** Start **
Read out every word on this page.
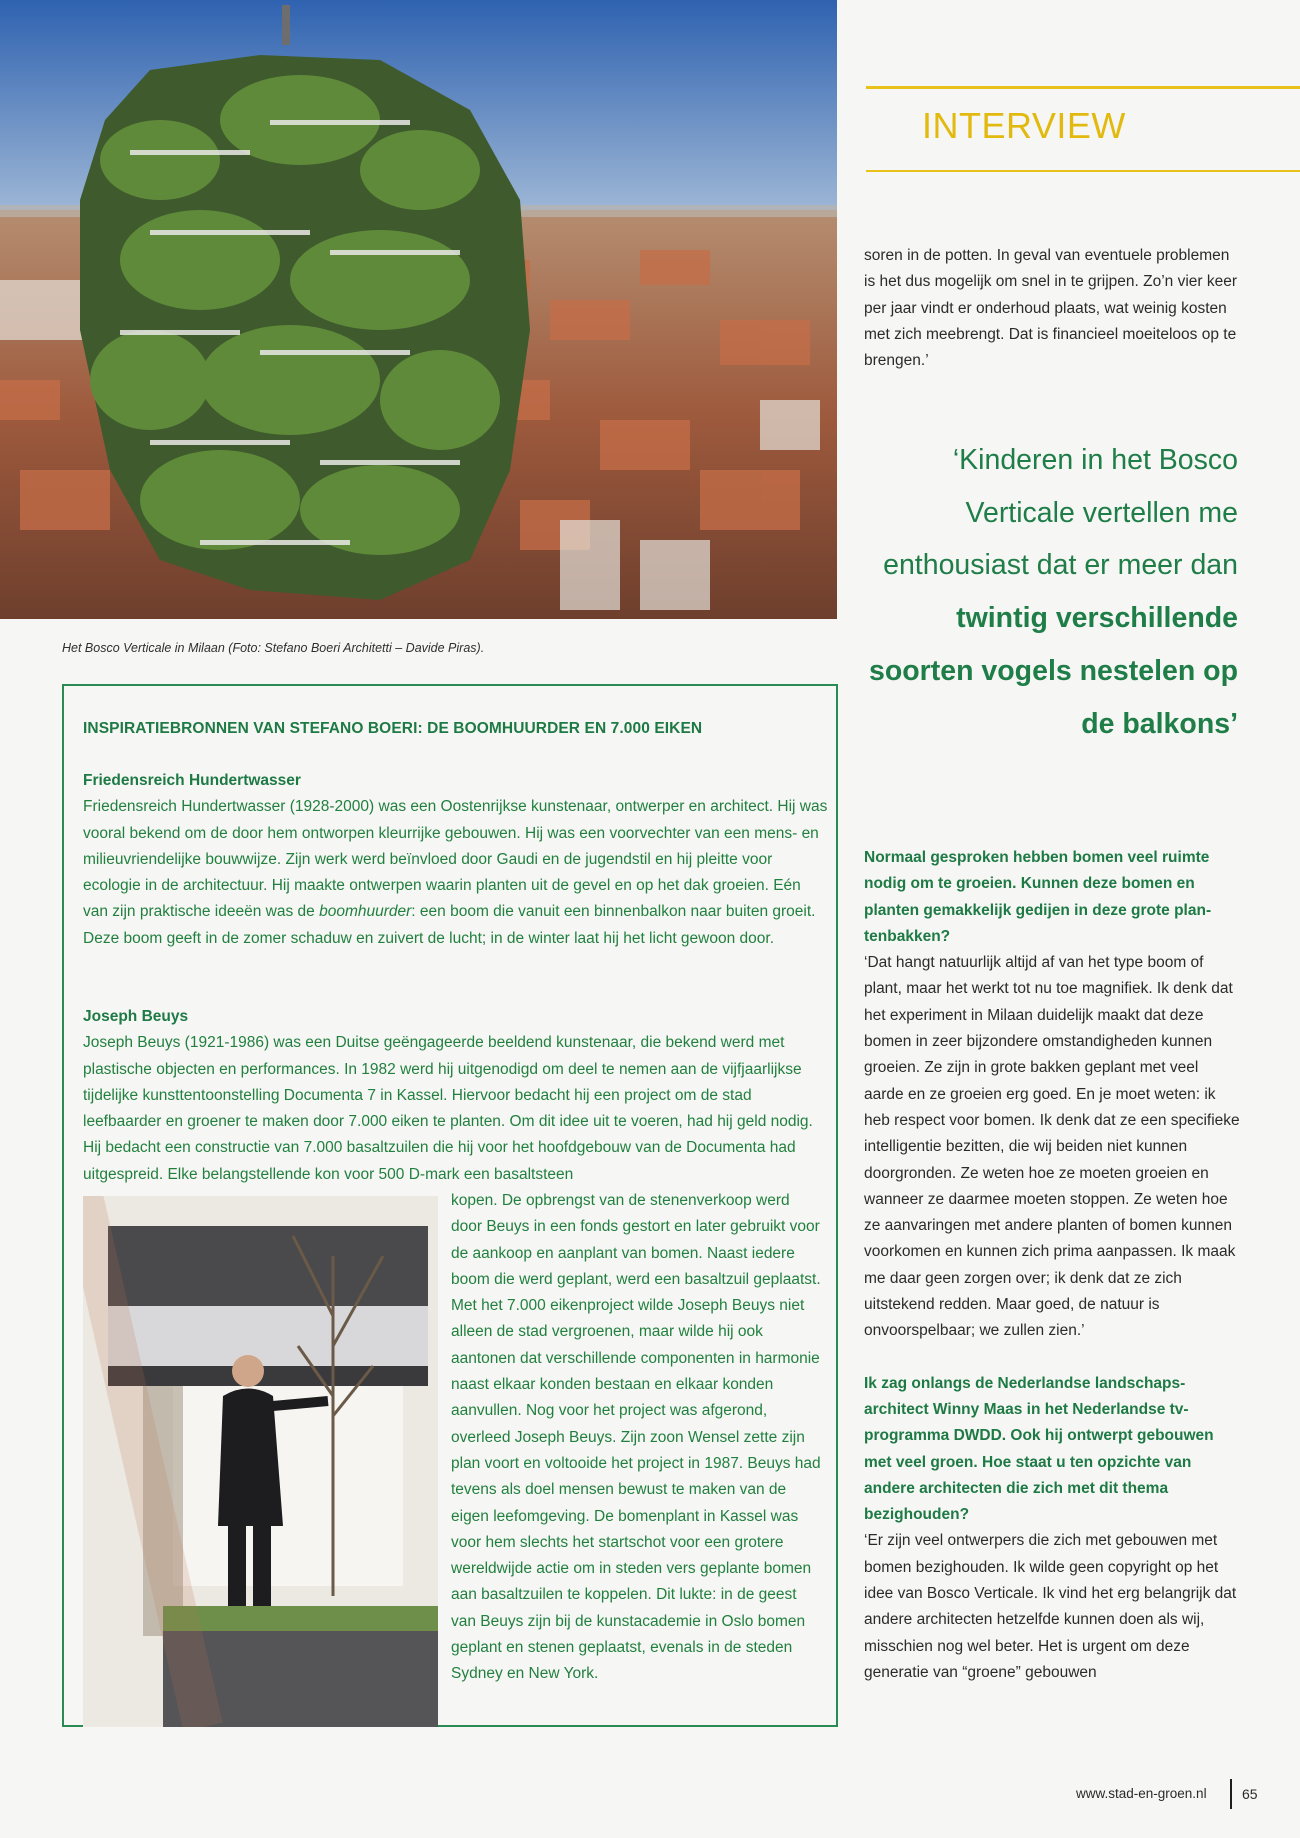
Het Bosco Verticale in Milaan (Foto: Stefano Boeri Architetti – Davide Piras).
INSPIRATIEBRONNEN VAN STEFANO BOERI: DE BOOMHUURDER EN 7.000 EIKEN
Friedensreich Hundertwasser
Friedensreich Hundertwasser (1928-2000) was een Oostenrijkse kunstenaar, ontwerper en architect. Hij was vooral bekend om de door hem ontworpen kleurrijke gebouwen. Hij was een voorvechter van een mens- en milieuvriendelijke bouwwijze. Zijn werk werd beïnvloed door Gaudi en de jugendstil en hij pleitte voor ecologie in de architectuur. Hij maakte ontwerpen waarin planten uit de gevel en op het dak groeien. Eén van zijn praktische ideeën was de boomhuurder: een boom die vanuit een binnenbalkon naar buiten groeit. Deze boom geeft in de zomer schaduw en zuivert de lucht; in de winter laat hij het licht gewoon door.
Joseph Beuys
Joseph Beuys (1921-1986) was een Duitse geëngageerde beeldend kunstenaar, die bekend werd met plastische objecten en performances. In 1982 werd hij uitgenodigd om deel te nemen aan de vijfjaarlijkse tijdelijke kunsttentoonstelling Documenta 7 in Kassel. Hiervoor bedacht hij een project om de stad leefbaarder en groener te maken door 7.000 eiken te planten. Om dit idee uit te voeren, had hij geld nodig. Hij bedacht een constructie van 7.000 basaltzuilen die hij voor het hoofdgebouw van de Documenta had uitgespreid. Elke belangstellende kon voor 500 D-mark een basaltsteen
kopen. De opbrengst van de stenenverkoop werd door Beuys in een fonds gestort en later gebruikt voor de aankoop en aanplant van bomen. Naast iedere boom die werd geplant, werd een basaltzuil geplaatst. Met het 7.000 eikenproject wilde Joseph Beuys niet alleen de stad vergroenen, maar wilde hij ook aantonen dat verschillende componenten in harmonie naast elkaar konden bestaan en elkaar konden aanvullen. Nog voor het project was afgerond, overleed Joseph Beuys. Zijn zoon Wensel zette zijn plan voort en voltooide het project in 1987. Beuys had tevens als doel mensen bewust te maken van de eigen leefomgeving. De bomenplant in Kassel was voor hem slechts het startschot voor een grotere wereldwijde actie om in steden vers geplante bomen aan basaltzuilen te koppelen. Dit lukte: in de geest van Beuys zijn bij de kunstacademie in Oslo bomen geplant en stenen geplaatst, evenals in de steden Sydney en New York.
INTERVIEW
soren in de potten. In geval van eventuele problemen is het dus mogelijk om snel in te grijpen. Zo’n vier keer per jaar vindt er onderhoud plaats, wat weinig kosten met zich meebrengt. Dat is financieel moeiteloos op te brengen.’
‘Kinderen in het Bosco Verticale vertellen me enthousiast dat er meer dan twintig verschillende soorten vogels nestelen op de balkons’

Normaal gesproken hebben bomen veel ruimte nodig om te groeien. Kunnen deze bomen en planten gemakkelijk gedijen in deze grote plantenbakken?
‘Dat hangt natuurlijk altijd af van het type boom of plant, maar het werkt tot nu toe magnifiek. Ik denk dat het experiment in Milaan duidelijk maakt dat deze bomen in zeer bijzondere omstandigheden kunnen groeien. Ze zijn in grote bakken geplant met veel aarde en ze groeien erg goed. En je moet weten: ik heb respect voor bomen. Ik denk dat ze een specifieke intelligentie bezitten, die wij beiden niet kunnen doorgronden. Ze weten hoe ze moeten groeien en wanneer ze daarmee moeten stoppen. Ze weten hoe ze aanvaringen met andere planten of bomen kunnen voorkomen en kunnen zich prima aanpassen. Ik maak me daar geen zorgen over; ik denk dat ze zich uitstekend redden. Maar goed, de natuur is onvoorspelbaar; we zullen zien.’

Ik zag onlangs de Nederlandse landschapsarchitect Winny Maas in het Nederlandse tv-programma DWDD. Ook hij ontwerpt gebouwen met veel groen. Hoe staat u ten opzichte van andere architecten die zich met dit thema bezighouden?
‘Er zijn veel ontwerpers die zich met gebouwen met bomen bezighouden. Ik wilde geen copyright op het idee van Bosco Verticale. Ik vind het erg belangrijk dat andere architecten hetzelfde kunnen doen als wij, misschien nog wel beter. Het is urgent om deze generatie van “groene” gebouwen

www.stad-en-groen.nl	65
** End **
■ Problem statement
Without the pictures, extract every entry verbatim.

■ Finished task
Read out every word on this page.
Het Bosco Verticale in Milaan (Foto: Stefano Boeri Architetti – Davide Piras).
INSPIRATIEBRONNEN VAN STEFANO BOERI: DE BOOMHUURDER EN 7.000 EIKEN
Friedensreich Hundertwasser
Friedensreich Hundertwasser (1928-2000) was een Oostenrijkse kunstenaar, ontwerper en architect. Hij was vooral bekend om de door hem ontworpen kleurrijke gebouwen. Hij was een voorvechter van een mens- en milieuvriendelijke bouwwijze. Zijn werk werd beïnvloed door Gaudi en de jugendstil en hij pleitte voor ecologie in de architectuur. Hij maakte ontwerpen waarin planten uit de gevel en op het dak groeien. Eén van zijn praktische ideeën was de boomhuurder: een boom die vanuit een binnenbalkon naar buiten groeit. Deze boom geeft in de zomer schaduw en zuivert de lucht; in de winter laat hij het licht gewoon door.
Joseph Beuys
Joseph Beuys (1921-1986) was een Duitse geëngageerde beeldend kunstenaar, die bekend werd met plastische objecten en performances. In 1982 werd hij uitgenodigd om deel te nemen aan de vijfjaarlijkse tijdelijke kunsttentoonstelling Documenta 7 in Kassel. Hiervoor bedacht hij een project om de stad leefbaarder en groener te maken door 7.000 eiken te planten. Om dit idee uit te voeren, had hij geld nodig. Hij bedacht een constructie van 7.000 basaltzuilen die hij voor het hoofdgebouw van de Documenta had uitgespreid. Elke belangstellende kon voor 500 D-mark een basaltsteen
kopen. De opbrengst van de stenenverkoop werd door Beuys in een fonds gestort en later gebruikt voor de aankoop en aanplant van bomen. Naast iedere boom die werd geplant, werd een basaltzuil geplaatst. Met het 7.000 eikenproject wilde Joseph Beuys niet alleen de stad vergroenen, maar wilde hij ook aantonen dat verschillende componenten in harmonie naast elkaar konden bestaan en elkaar konden aanvullen. Nog voor het project was afgerond, overleed Joseph Beuys. Zijn zoon Wensel zette zijn plan voort en voltooide het project in 1987. Beuys had tevens als doel mensen bewust te maken van de eigen leefomgeving. De bomenplant in Kassel was voor hem slechts het startschot voor een grotere wereldwijde actie om in steden vers geplante bomen aan basaltzuilen te koppelen. Dit lukte: in de geest van Beuys zijn bij de kunstacademie in Oslo bomen geplant en stenen geplaatst, evenals in de steden Sydney en New York.
INTERVIEW
soren in de potten. In geval van eventuele problemen is het dus mogelijk om snel in te grijpen. Zo’n vier keer per jaar vindt er onderhoud plaats, wat weinig kosten met zich meebrengt. Dat is financieel moeiteloos op te brengen.’
‘Kinderen in het Bosco Verticale vertellen me enthousiast dat er meer dan twintig verschillende soorten vogels nestelen op de balkons’

Normaal gesproken hebben bomen veel ruimte nodig om te groeien. Kunnen deze bomen en planten gemakkelijk gedijen in deze grote plantenbakken?
‘Dat hangt natuurlijk altijd af van het type boom of plant, maar het werkt tot nu toe magnifiek. Ik denk dat het experiment in Milaan duidelijk maakt dat deze bomen in zeer bijzondere omstandigheden kunnen groeien. Ze zijn in grote bakken geplant met veel aarde en ze groeien erg goed. En je moet weten: ik heb respect voor bomen. Ik denk dat ze een specifieke intelligentie bezitten, die wij beiden niet kunnen doorgronden. Ze weten hoe ze moeten groeien en wanneer ze daarmee moeten stoppen. Ze weten hoe ze aanvaringen met andere planten of bomen kunnen voorkomen en kunnen zich prima aanpassen. Ik maak me daar geen zorgen over; ik denk dat ze zich uitstekend redden. Maar goed, de natuur is onvoorspelbaar; we zullen zien.’

Ik zag onlangs de Nederlandse landschapsarchitect Winny Maas in het Nederlandse tv-programma DWDD. Ook hij ontwerpt gebouwen met veel groen. Hoe staat u ten opzichte van andere architecten die zich met dit thema bezighouden?
‘Er zijn veel ontwerpers die zich met gebouwen met bomen bezighouden. Ik wilde geen copyright op het idee van Bosco Verticale. Ik vind het erg belangrijk dat andere architecten hetzelfde kunnen doen als wij, misschien nog wel beter. Het is urgent om deze generatie van “groene” gebouwen

www.stad-en-groen.nl	65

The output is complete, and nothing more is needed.